Say how many lines include the word "gawain". Reply with nothing but the number.

Stored items:
---------------
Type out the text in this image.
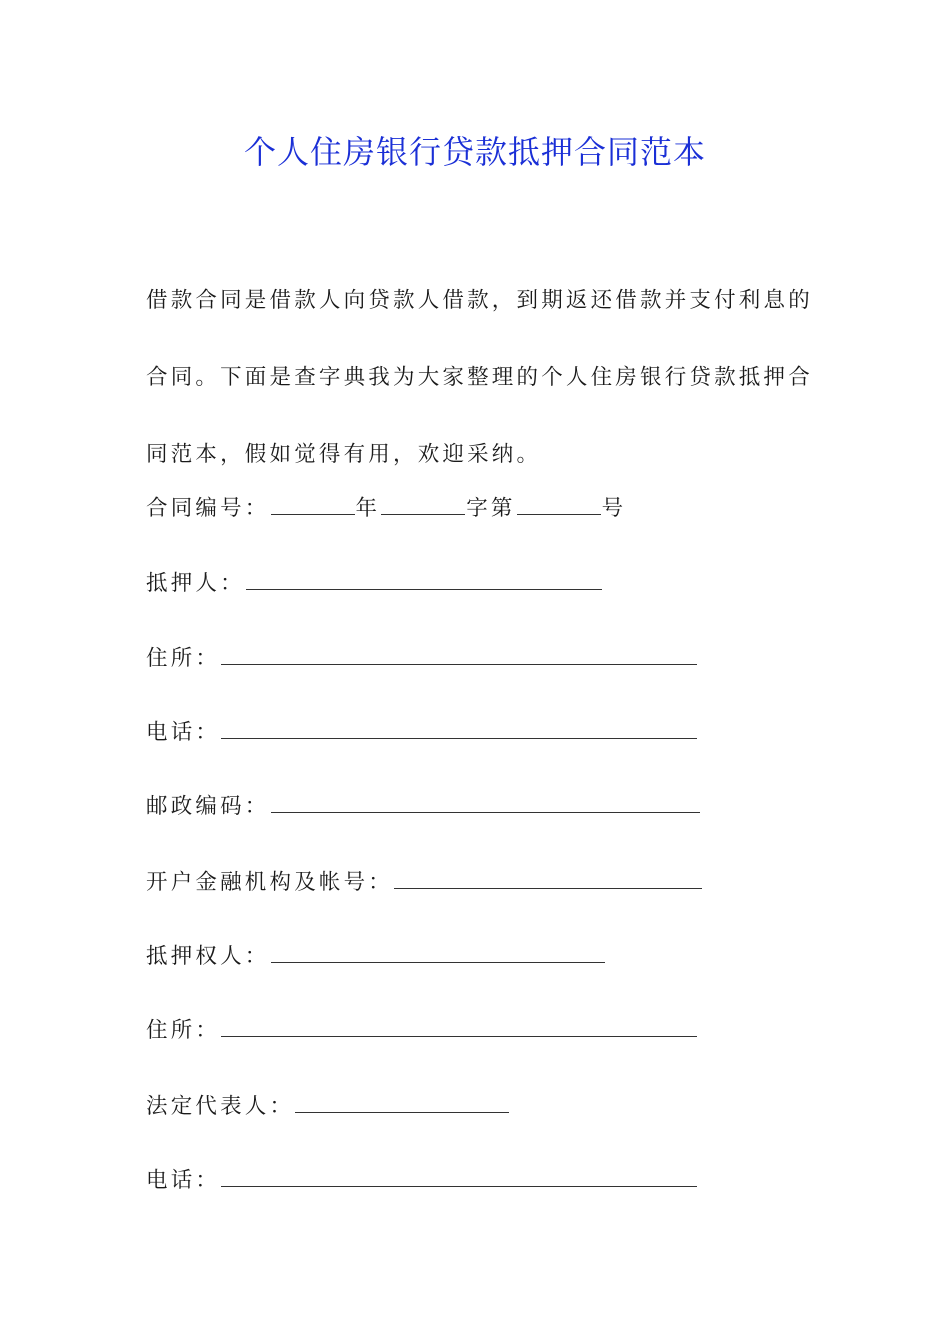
个人住房银行贷款抵押合同范本

借款合同是借款人向贷款人借款，到期返还借款并支付利息的
合同。下面是查字典我为大家整理的个人住房银行贷款抵押合
同范本，假如觉得有用，欢迎采纳。

合同编号：	年	字第	号
抵押人：
住所：
电话：
邮政编码：
开户金融机构及帐号：
抵押权人：
住所：
法定代表人：
电话：
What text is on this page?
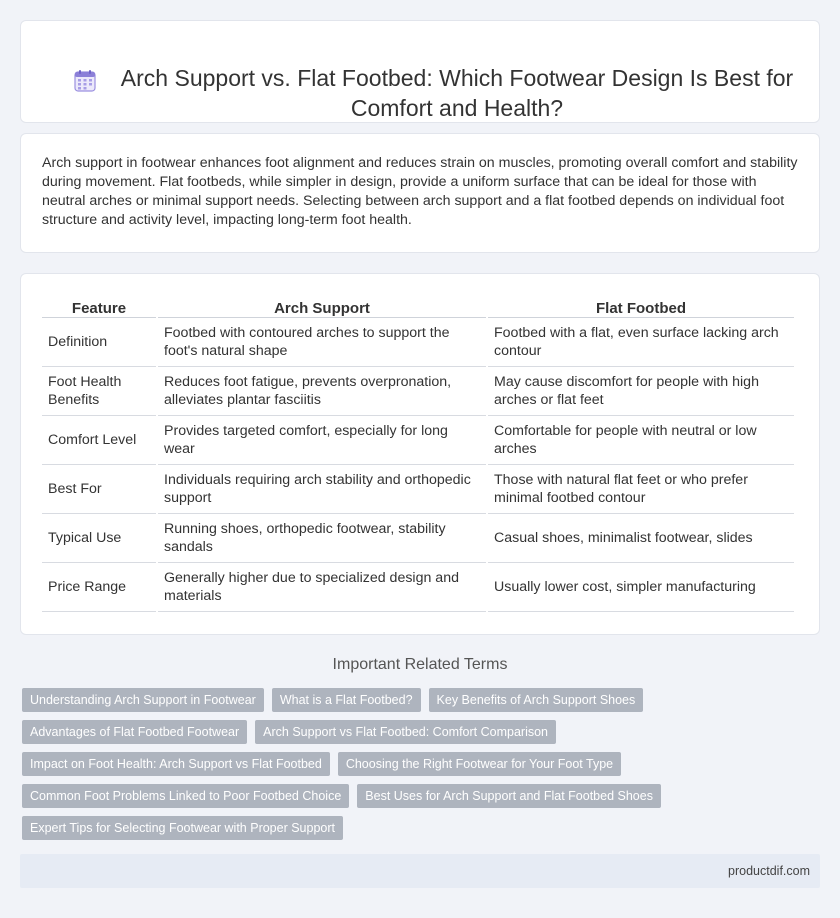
Arch Support vs. Flat Footbed: Which Footwear Design Is Best for Comfort and Health?

Arch support in footwear enhances foot alignment and reduces strain on muscles, promoting overall comfort and stability during movement. Flat footbeds, while simpler in design, provide a uniform surface that can be ideal for those with neutral arches or minimal support needs. Selecting between arch support and a flat footbed depends on individual foot structure and activity level, impacting long-term foot health.

Feature	Arch Support	Flat Footbed
Definition	Footbed with contoured arches to support the foot's natural shape	Footbed with a flat, even surface lacking arch contour
Foot Health Benefits	Reduces foot fatigue, prevents overpronation, alleviates plantar fasciitis	May cause discomfort for people with high arches or flat feet
Comfort Level	Provides targeted comfort, especially for long wear	Comfortable for people with neutral or low arches
Best For	Individuals requiring arch stability and orthopedic support	Those with natural flat feet or who prefer minimal footbed contour
Typical Use	Running shoes, orthopedic footwear, stability sandals	Casual shoes, minimalist footwear, slides
Price Range	Generally higher due to specialized design and materials	Usually lower cost, simpler manufacturing
Important Related Terms
Understanding Arch Support in Footwear	What is a Flat Footbed?	Key Benefits of Arch Support Shoes
Advantages of Flat Footbed Footwear	Arch Support vs Flat Footbed: Comfort Comparison
Impact on Foot Health: Arch Support vs Flat Footbed	Choosing the Right Footwear for Your Foot Type
Common Foot Problems Linked to Poor Footbed Choice	Best Uses for Arch Support and Flat Footbed Shoes
Expert Tips for Selecting Footwear with Proper Support
productdif.com
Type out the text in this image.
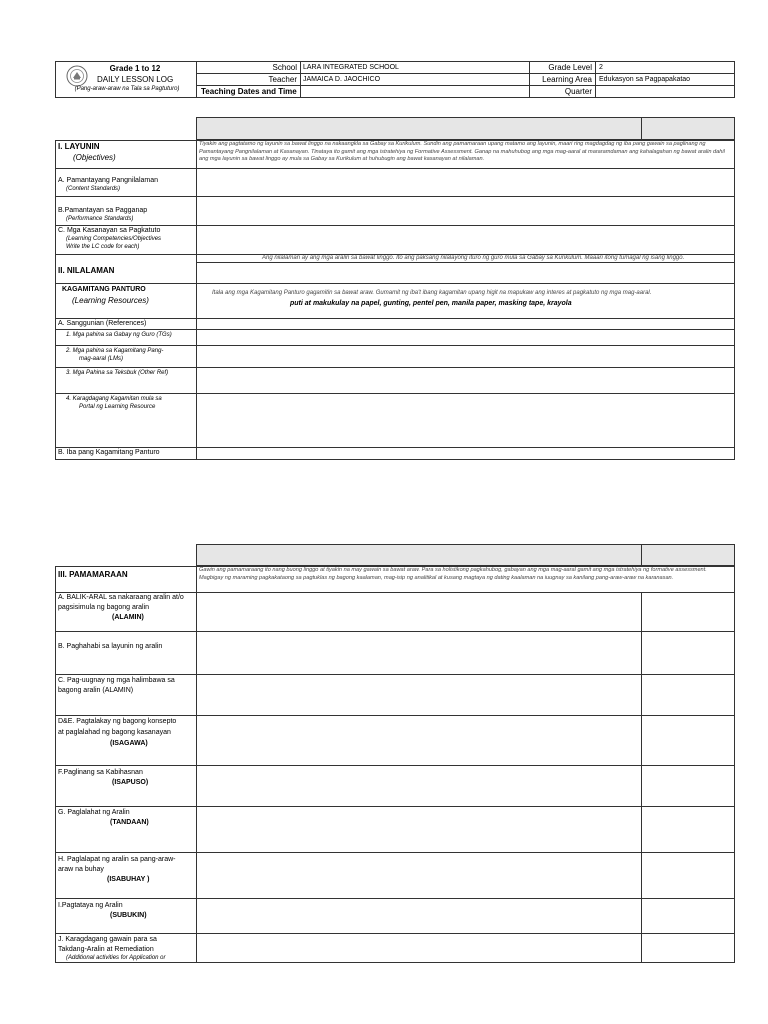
Grade 1 to 12
DAILY LESSON LOG
(Pang-araw-araw na Tala sa Pagtuturo)
School LARA INTEGRATED SCHOOL
Teacher JAMAICA D. JAOCHICO
Teaching Dates and Time
Grade Level 2
Learning Area Edukasyon sa Pagpapakatao
Quarter
I. LAYUNIN
(Objectives)
Tiyakin ang pagtatamo ng layunin sa bawat linggo na nakaangkla sa Gabay sa Kurikulum. Sundin ang pamamaraan upang matamo ang layunin, maari ring magdagdag ng iba pang gawain sa paglinang ng Pamantayang Pangnilalaman at Kasanayan. Tinataya ito gamit ang mga istratehiya ng Formative Assessment. Ganap na mahuhubog ang mga mag-aaral at mararamdaman ang kahalagahan ng bawat aralin dahil ang mga layunin sa bawat linggo ay mula sa Gabay sa Kurikulum at huhubugin ang bawat kasanayan at nilalaman.
A. Pamantayang Pangnilalaman
(Content Standards)
B.Pamantayan sa Pagganap
(Performance Standards)
C. Mga Kasanayan sa Pagkatuto
(Learning Competencies/Objectives
Write the LC code for each)
II. NILALAMAN
Ang nilalaman ay ang mga aralin sa bawat linggo. Ito ang paksang nilalayong ituro ng guro mula sa Gabay sa Kurikulum. Maaari itong tumagal ng isang linggo.
KAGAMITANG PANTURO
(Learning Resources)
Itala ang mga Kagamitang Panturo gagamitin sa bawat araw. Gumamit ng iba't ibang kagamitan upang higit na mapukaw ang interes at pagkatuto ng mga mag-aaral.
puti at makukulay na papel, gunting, pentel pen, manila paper, masking tape, krayola
A. Sanggunian (References)
1. Mga pahina sa Gabay ng Guro (TGs)
2. Mga pahina sa Kagamitang Pang-
mag-aaral (LMs)
3. Mga Pahina sa Teksbuk (Other Ref)
4. Karagdagang Kagamitan mula sa
Portal ng Learning Resource
B. Iba pang Kagamitang Panturo
III. PAMAMARAAN	Gawin ang pamamaraang ito nang buong linggo at tiyakin na may gawain sa bawat araw. Para sa holistikong pagkahubog, gabayan ang mga mag-aaral gamit ang mga istratehiya ng formative assessment. Magbigay ng maraming pagkakataong sa pagtuklas ng bagong kaalaman, mag-isip ng analitikal at kusang magtaya ng dating kaalaman na iuugnay sa kanilang pang-araw-araw na karanasan.
A. BALIK-ARAL sa nakaraang aralin at/o
pagsisimula ng bagong aralin
(ALAMIN)
B. Paghahabi sa layunin ng aralin
C. Pag-uugnay ng mga halimbawa sa
bagong aralin (ALAMIN)
D&E. Pagtalakay ng bagong konsepto
at paglalahad ng bagong kasanayan
(ISAGAWA)
F.Paglinang sa Kabihasnan
(ISAPUSO)
G. Paglalahat ng Aralin
(TANDAAN)
H. Paglalapat ng aralin sa pang-araw-
araw na buhay
(ISABUHAY )
I.Pagtataya ng Aralin
(SUBUKIN)
J. Karagdagang gawain para sa
Takdang-Aralin at Remediation
(Additional activities for Application or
---------------
— FINISHED ANSWER —
3